* _YOUR OBJECTIVE_: Restate the data below word for word. Skip any images it contains.

* _Collection entries_:
○ ○ ○ ○ ○

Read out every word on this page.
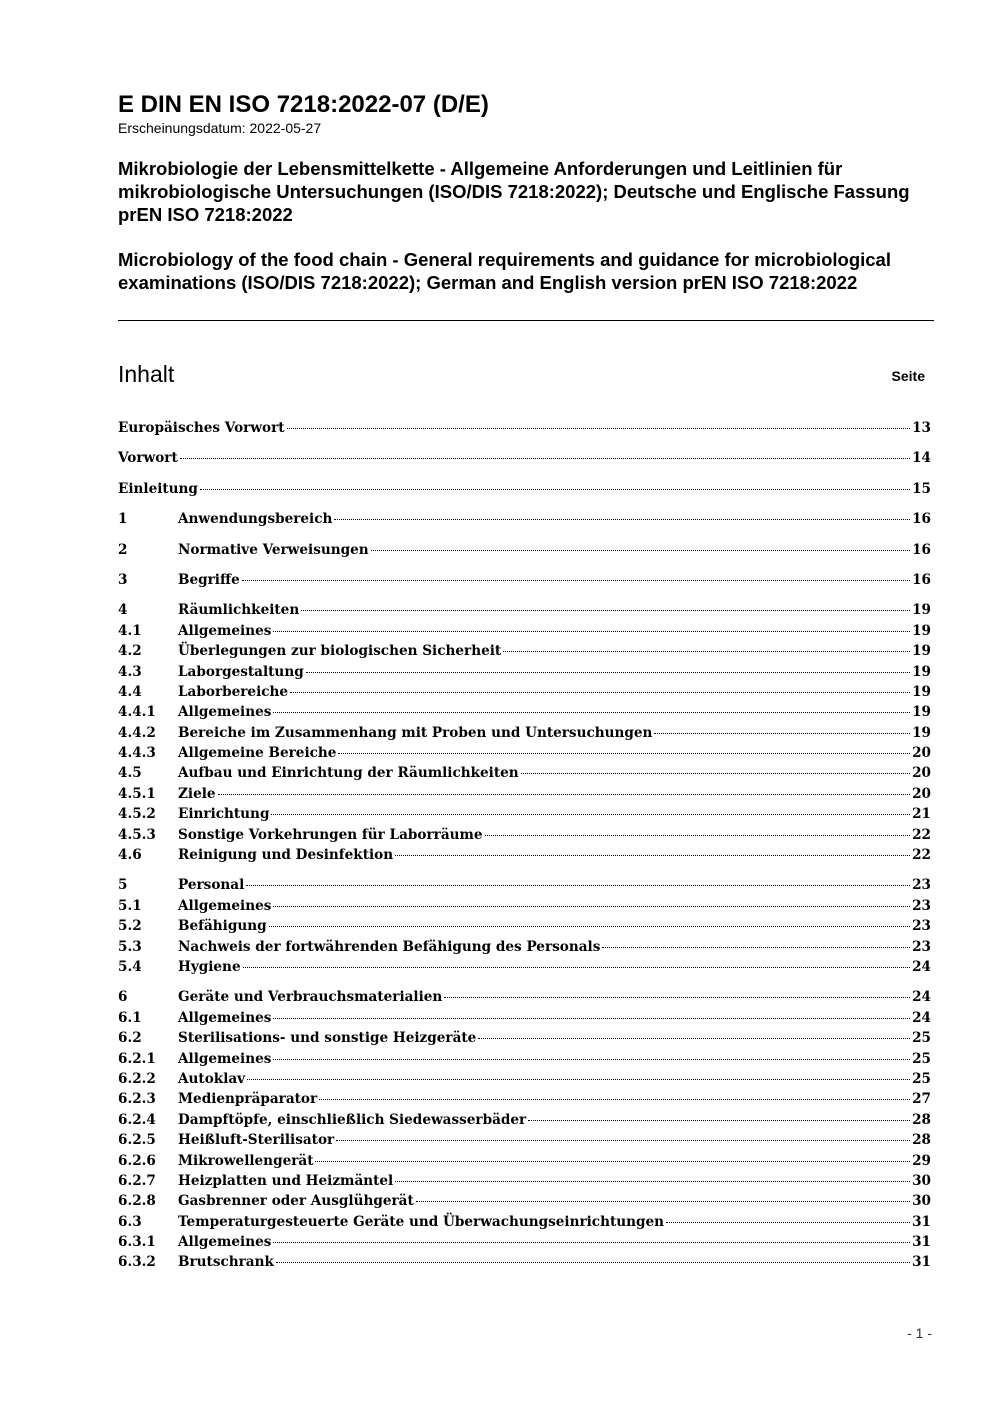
E DIN EN ISO 7218:2022-07 (D/E)

Erscheinungsdatum: 2022-05-27

Mikrobiologie der Lebensmittelkette - Allgemeine Anforderungen und Leitlinien für mikrobiologische Untersuchungen (ISO/DIS 7218:2022); Deutsche und Englische Fassung prEN ISO 7218:2022

Microbiology of the food chain - General requirements and guidance for microbiological examinations (ISO/DIS 7218:2022); German and English version prEN ISO 7218:2022

Inhalt	Seite
Europäisches Vorwort	13
Vorwort	14
Einleitung	15
1	Anwendungsbereich	16
2	Normative Verweisungen	16
3	Begriffe	16
4	Räumlichkeiten	19
4.1	Allgemeines	19
4.2	Überlegungen zur biologischen Sicherheit	19
4.3	Laborgestaltung	19
4.4	Laborbereiche	19
4.4.1	Allgemeines	19
4.4.2	Bereiche im Zusammenhang mit Proben und Untersuchungen	19
4.4.3	Allgemeine Bereiche	20
4.5	Aufbau und Einrichtung der Räumlichkeiten	20
4.5.1	Ziele	20
4.5.2	Einrichtung	21
4.5.3	Sonstige Vorkehrungen für Laborräume	22
4.6	Reinigung und Desinfektion	22
5	Personal	23
5.1	Allgemeines	23
5.2	Befähigung	23
5.3	Nachweis der fortwährenden Befähigung des Personals	23
5.4	Hygiene	24
6	Geräte und Verbrauchsmaterialien	24
6.1	Allgemeines	24
6.2	Sterilisations- und sonstige Heizgeräte	25
6.2.1	Allgemeines	25
6.2.2	Autoklav	25
6.2.3	Medienpräparator	27
6.2.4	Dampftöpfe, einschließlich Siedewasserbäder	28
6.2.5	Heißluft-Sterilisator	28
6.2.6	Mikrowellengerät	29
6.2.7	Heizplatten und Heizmäntel	30
6.2.8	Gasbrenner oder Ausglühgerät	30
6.3	Temperaturgesteuerte Geräte und Überwachungseinrichtungen	31
6.3.1	Allgemeines	31
6.3.2	Brutschrank	31
- 1 -
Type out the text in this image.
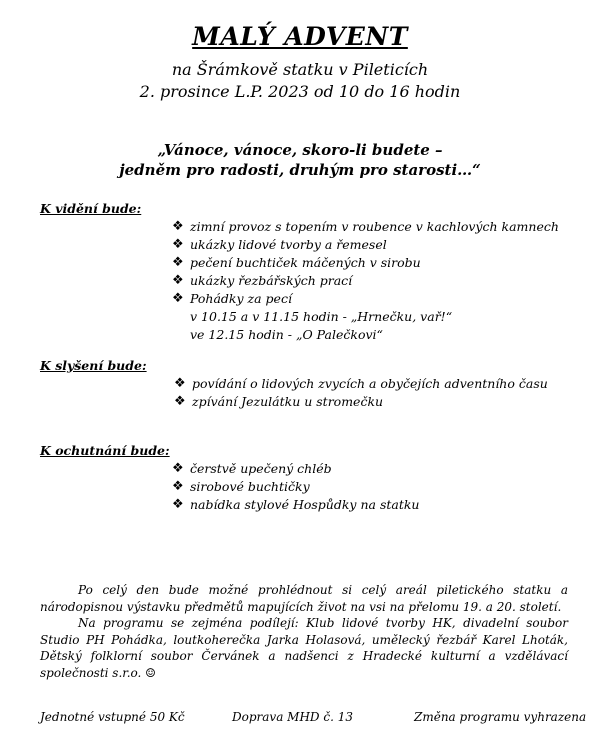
MALÝ ADVENT
na Šrámkově statku v Pileticích
2. prosince L.P. 2023 od 10 do 16 hodin
„Vánoce, vánoce, skoro-li budete –
jedněm pro radosti, druhým pro starosti…“
K vidění bude:
❖ zimní provoz s topením v roubence v kachlových kamnech
❖ ukázky lidové tvorby a řemesel
❖ pečení buchtiček máčených v sirobu
❖ ukázky řezbářských prací
❖ Pohádky za pecí
v 10.15 a v 11.15 hodin - „Hrnečku, vař!“
ve 12.15 hodin - „O Palečkovi“
K slyšení bude:
❖ povídání o lidových zvycích a obyčejích adventního času
❖ zpívání Jezulátku u stromečku
K ochutnání bude:
❖ čerstvě upečený chléb
❖ sirobové buchtičky
❖ nabídka stylové Hospůdky na statku

Po celý den bude možné prohlédnout si celý areál piletického statku a národopisnou výstavku předmětů mapujících život na vsi na přelomu 19. a 20. století.

Na programu se zejména podílejí: Klub lidové tvorby HK, divadelní soubor Studio PH Pohádka, loutkoherečka Jarka Holasová, umělecký řezbář Karel Lhoták, Dětský folklorní soubor Červánek a nadšenci z Hradecké kulturní a vzdělávací společnosti s.r.o. ☺

Jednotné vstupné 50 Kč	Doprava MHD č. 13	Změna programu vyhrazena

○ ○ ○ ○ ○

* _RESULT OF THIS TASK_:
Read out every word on this page.
E DIN EN ISO 7218:2022-07 (D/E)

Erscheinungsdatum: 2022-05-27

Mikrobiologie der Lebensmittelkette - Allgemeine Anforderungen und Leitlinien für mikrobiologische Untersuchungen (ISO/DIS 7218:2022); Deutsche und Englische Fassung prEN ISO 7218:2022

Microbiology of the food chain - General requirements and guidance for microbiological examinations (ISO/DIS 7218:2022); German and English version prEN ISO 7218:2022

Inhalt	Seite
Europäisches Vorwort	13
Vorwort	14
Einleitung	15
1	Anwendungsbereich	16
2	Normative Verweisungen	16
3	Begriffe	16
4	Räumlichkeiten	19
4.1	Allgemeines	19
4.2	Überlegungen zur biologischen Sicherheit	19
4.3	Laborgestaltung	19
4.4	Laborbereiche	19
4.4.1	Allgemeines	19
4.4.2	Bereiche im Zusammenhang mit Proben und Untersuchungen	19
4.4.3	Allgemeine Bereiche	20
4.5	Aufbau und Einrichtung der Räumlichkeiten	20
4.5.1	Ziele	20
4.5.2	Einrichtung	21
4.5.3	Sonstige Vorkehrungen für Laborräume	22
4.6	Reinigung und Desinfektion	22
5	Personal	23
5.1	Allgemeines	23
5.2	Befähigung	23
5.3	Nachweis der fortwährenden Befähigung des Personals	23
5.4	Hygiene	24
6	Geräte und Verbrauchsmaterialien	24
6.1	Allgemeines	24
6.2	Sterilisations- und sonstige Heizgeräte	25
6.2.1	Allgemeines	25
6.2.2	Autoklav	25
6.2.3	Medienpräparator	27
6.2.4	Dampftöpfe, einschließlich Siedewasserbäder	28
6.2.5	Heißluft-Sterilisator	28
6.2.6	Mikrowellengerät	29
6.2.7	Heizplatten und Heizmäntel	30
6.2.8	Gasbrenner oder Ausglühgerät	30
6.3	Temperaturgesteuerte Geräte und Überwachungseinrichtungen	31
6.3.1	Allgemeines	31
6.3.2	Brutschrank	31
- 1 -
Type out the text in this image.
MALÝ ADVENT
na Šrámkově statku v Pileticích
2. prosince L.P. 2023 od 10 do 16 hodin
„Vánoce, vánoce, skoro-li budete –
jedněm pro radosti, druhým pro starosti…“
K vidění bude:
❖ zimní provoz s topením v roubence v kachlových kamnech
❖ ukázky lidové tvorby a řemesel
❖ pečení buchtiček máčených v sirobu
❖ ukázky řezbářských prací
❖ Pohádky za pecí
v 10.15 a v 11.15 hodin - „Hrnečku, vař!“
ve 12.15 hodin - „O Palečkovi“
K slyšení bude:
❖ povídání o lidových zvycích a obyčejích adventního času
❖ zpívání Jezulátku u stromečku
K ochutnání bude:
❖ čerstvě upečený chléb
❖ sirobové buchtičky
❖ nabídka stylové Hospůdky na statku

Po celý den bude možné prohlédnout si celý areál piletického statku a národopisnou výstavku předmětů mapujících život na vsi na přelomu 19. a 20. století.

Na programu se zejména podílejí: Klub lidové tvorby HK, divadelní soubor Studio PH Pohádka, loutkoherečka Jarka Holasová, umělecký řezbář Karel Lhoták, Dětský folklorní soubor Červánek a nadšenci z Hradecké kulturní a vzdělávací společnosti s.r.o. ☺

Jednotné vstupné 50 Kč	Doprava MHD č. 13	Změna programu vyhrazena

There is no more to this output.